> **Given problem**
Copy the text of every item below word for word, leaving out the pictures.

> **Source data**
==============================
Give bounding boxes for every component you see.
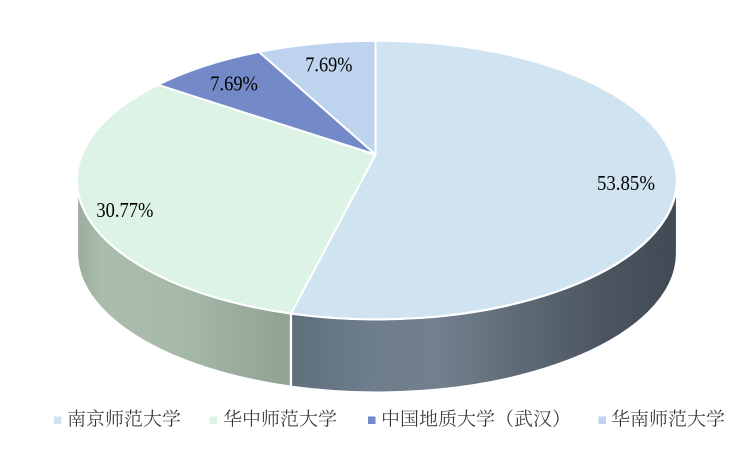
svg-text:7.69%: 7.69% [210,71,258,95]
svg-text:53.85%: 53.85% [597,171,655,195]
svg-text:30.77%: 30.77% [96,198,153,222]
svg-text:7.69%: 7.69% [305,53,352,77]
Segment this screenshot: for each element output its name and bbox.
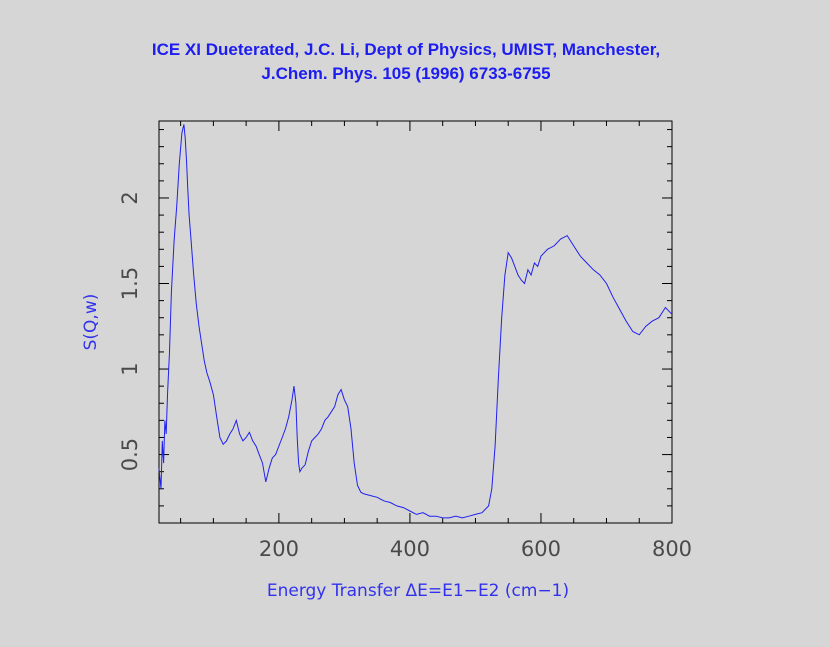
==============================
> **Task answer**
Give bounding boxes for every component you see.
svg-text:7.69%: 7.69% [210,71,258,95]
svg-text:53.85%: 53.85% [597,171,655,195]
svg-text:30.77%: 30.77% [96,198,153,222]
svg-text:7.69%: 7.69% [305,53,352,77]
Segment this screenshot: for each element output its name and bbox.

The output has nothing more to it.